--- Start of MATERIAL FOR THIS TASK ---
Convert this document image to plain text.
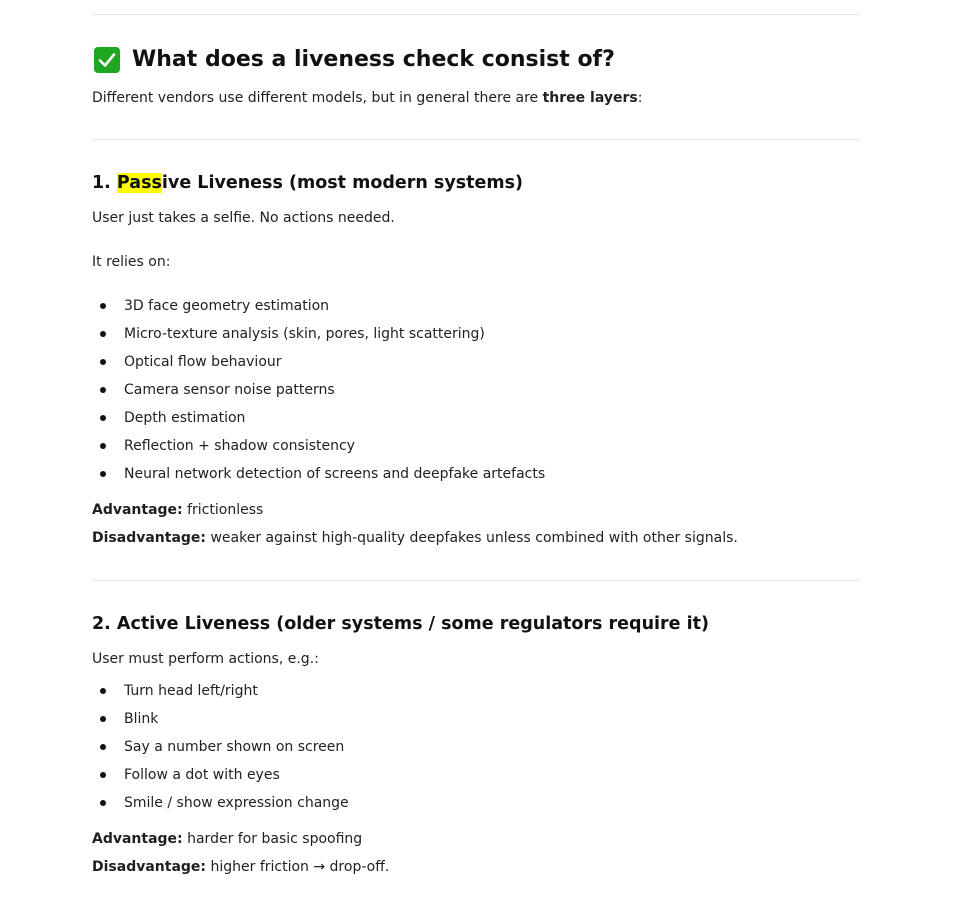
What does a liveness check consist of?
Different vendors use different models, but in general there are three layers:
1. Passive Liveness (most modern systems)
User just takes a selfie. No actions needed.
It relies on:
3D face geometry estimation
Micro-texture analysis (skin, pores, light scattering)
Optical flow behaviour
Camera sensor noise patterns
Depth estimation
Reflection + shadow consistency
Neural network detection of screens and deepfake artefacts
Advantage: frictionless
Disadvantage: weaker against high-quality deepfakes unless combined with other signals.
2. Active Liveness (older systems / some regulators require it)
User must perform actions, e.g.:
Turn head left/right
Blink
Say a number shown on screen
Follow a dot with eyes
Smile / show expression change
Advantage: harder for basic spoofing
Disadvantage: higher friction → drop-off.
--- End of MATERIAL FOR THIS TASK ---
WHAT IS BEING ASKED:
Pick out all the lines with the word "User" in them and copy them.

RESULT OF THE TASK:
User just takes a selfie. No actions needed.
User must perform actions, e.g.:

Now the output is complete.